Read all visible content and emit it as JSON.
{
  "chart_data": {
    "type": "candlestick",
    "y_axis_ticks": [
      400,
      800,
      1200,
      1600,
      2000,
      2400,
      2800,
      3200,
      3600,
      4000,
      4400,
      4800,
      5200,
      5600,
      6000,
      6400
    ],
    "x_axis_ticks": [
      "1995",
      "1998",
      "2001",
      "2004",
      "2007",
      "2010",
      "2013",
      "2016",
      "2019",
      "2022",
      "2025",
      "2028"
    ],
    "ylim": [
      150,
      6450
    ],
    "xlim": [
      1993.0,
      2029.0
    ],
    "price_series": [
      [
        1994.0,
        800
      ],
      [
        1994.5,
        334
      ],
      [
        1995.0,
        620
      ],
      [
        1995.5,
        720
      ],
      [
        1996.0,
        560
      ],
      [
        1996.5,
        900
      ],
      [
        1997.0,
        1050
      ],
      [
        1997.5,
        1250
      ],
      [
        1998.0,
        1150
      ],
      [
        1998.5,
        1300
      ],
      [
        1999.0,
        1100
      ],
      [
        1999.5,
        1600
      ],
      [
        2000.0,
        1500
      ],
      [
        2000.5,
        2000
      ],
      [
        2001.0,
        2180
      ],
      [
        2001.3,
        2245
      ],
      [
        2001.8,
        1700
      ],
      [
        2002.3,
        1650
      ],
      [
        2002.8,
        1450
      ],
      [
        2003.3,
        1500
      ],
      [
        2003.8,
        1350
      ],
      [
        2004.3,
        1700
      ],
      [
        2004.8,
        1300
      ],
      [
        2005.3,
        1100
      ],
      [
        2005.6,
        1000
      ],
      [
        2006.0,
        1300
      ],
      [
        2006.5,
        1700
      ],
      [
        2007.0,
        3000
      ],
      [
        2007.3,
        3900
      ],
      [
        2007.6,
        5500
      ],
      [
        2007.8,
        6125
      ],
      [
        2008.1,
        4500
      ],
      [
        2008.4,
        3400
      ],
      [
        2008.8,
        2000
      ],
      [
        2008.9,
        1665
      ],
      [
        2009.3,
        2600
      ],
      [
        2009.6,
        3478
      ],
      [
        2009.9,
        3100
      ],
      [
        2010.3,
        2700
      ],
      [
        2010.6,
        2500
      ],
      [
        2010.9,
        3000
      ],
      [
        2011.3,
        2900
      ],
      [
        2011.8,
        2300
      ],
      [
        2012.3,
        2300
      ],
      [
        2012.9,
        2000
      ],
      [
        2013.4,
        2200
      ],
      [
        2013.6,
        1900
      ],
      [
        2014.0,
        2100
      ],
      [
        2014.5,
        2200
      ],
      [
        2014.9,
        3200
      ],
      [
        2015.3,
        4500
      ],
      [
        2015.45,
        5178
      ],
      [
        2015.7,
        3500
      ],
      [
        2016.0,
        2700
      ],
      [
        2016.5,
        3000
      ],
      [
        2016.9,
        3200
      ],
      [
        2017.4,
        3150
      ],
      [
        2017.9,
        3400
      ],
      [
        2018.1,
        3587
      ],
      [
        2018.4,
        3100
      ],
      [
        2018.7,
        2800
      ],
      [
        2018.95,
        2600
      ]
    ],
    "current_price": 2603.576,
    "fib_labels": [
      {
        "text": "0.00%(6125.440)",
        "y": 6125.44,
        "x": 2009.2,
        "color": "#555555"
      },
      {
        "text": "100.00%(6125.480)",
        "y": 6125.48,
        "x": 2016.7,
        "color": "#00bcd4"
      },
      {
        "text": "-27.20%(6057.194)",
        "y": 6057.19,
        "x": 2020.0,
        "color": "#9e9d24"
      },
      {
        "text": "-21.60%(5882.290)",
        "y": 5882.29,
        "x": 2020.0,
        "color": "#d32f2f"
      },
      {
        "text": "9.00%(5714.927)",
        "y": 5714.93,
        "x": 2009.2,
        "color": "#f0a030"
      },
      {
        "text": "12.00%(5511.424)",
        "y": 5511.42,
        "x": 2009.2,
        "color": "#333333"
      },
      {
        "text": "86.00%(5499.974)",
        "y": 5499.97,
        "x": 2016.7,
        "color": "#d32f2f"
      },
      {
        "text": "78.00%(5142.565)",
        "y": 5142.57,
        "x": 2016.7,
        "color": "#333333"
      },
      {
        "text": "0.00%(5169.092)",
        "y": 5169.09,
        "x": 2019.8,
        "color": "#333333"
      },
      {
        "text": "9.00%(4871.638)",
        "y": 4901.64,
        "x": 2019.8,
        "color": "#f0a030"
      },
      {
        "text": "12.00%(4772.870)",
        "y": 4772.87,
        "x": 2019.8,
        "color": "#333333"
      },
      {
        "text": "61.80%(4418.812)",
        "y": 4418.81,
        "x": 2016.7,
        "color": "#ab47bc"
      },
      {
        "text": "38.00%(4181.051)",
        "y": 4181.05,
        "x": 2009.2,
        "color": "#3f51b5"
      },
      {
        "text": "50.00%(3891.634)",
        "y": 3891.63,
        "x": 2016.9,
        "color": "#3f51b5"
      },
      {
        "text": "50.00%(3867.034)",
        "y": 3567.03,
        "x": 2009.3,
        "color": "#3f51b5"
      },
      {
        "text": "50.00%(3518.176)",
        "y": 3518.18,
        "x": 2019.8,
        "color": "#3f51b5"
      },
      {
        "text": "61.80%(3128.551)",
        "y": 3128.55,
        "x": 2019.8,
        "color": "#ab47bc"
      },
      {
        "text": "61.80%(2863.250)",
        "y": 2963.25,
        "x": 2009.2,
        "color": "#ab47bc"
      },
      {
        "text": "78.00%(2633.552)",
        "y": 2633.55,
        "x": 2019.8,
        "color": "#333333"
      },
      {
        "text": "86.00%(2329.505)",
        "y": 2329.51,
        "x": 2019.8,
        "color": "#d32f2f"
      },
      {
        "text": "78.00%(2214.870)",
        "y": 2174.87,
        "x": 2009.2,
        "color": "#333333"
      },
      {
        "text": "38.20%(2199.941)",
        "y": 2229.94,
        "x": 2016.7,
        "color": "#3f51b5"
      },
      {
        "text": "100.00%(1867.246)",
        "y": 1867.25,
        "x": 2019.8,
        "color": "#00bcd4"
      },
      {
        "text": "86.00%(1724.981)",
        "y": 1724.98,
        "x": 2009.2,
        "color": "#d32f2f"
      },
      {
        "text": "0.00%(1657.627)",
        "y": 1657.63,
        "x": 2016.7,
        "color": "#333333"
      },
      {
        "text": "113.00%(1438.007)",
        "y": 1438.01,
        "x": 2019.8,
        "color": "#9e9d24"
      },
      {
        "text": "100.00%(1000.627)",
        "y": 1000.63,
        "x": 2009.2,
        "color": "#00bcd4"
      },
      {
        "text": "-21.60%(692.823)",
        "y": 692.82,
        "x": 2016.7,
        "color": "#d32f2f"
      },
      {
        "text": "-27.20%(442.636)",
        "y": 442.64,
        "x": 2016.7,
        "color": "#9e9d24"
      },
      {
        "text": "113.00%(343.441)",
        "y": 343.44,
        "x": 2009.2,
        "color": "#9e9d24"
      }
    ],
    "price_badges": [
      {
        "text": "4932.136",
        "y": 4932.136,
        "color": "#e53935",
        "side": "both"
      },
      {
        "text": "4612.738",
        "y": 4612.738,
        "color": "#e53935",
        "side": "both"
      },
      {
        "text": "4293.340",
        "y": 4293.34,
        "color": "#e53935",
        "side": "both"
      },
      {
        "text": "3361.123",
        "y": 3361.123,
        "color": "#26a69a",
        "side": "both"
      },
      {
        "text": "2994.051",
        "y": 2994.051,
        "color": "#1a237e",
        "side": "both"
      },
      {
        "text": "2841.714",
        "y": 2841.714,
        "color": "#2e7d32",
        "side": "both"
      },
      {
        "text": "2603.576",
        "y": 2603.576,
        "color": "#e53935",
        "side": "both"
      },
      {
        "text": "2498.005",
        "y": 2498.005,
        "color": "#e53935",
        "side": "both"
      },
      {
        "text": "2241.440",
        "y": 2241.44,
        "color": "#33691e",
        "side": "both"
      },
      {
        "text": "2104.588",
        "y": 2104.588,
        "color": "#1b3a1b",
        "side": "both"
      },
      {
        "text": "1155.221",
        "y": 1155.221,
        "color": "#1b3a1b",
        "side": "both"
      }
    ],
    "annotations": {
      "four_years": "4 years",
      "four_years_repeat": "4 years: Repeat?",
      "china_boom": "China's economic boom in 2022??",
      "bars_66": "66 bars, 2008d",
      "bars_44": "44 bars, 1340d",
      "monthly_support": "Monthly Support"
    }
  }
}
|---|
→ **Objective**: Look for lines containing the string "years" and copy them all.

→ **Answer below**:
      "four_years": "4 years",
      "four_years_repeat": "4 years: Repeat?",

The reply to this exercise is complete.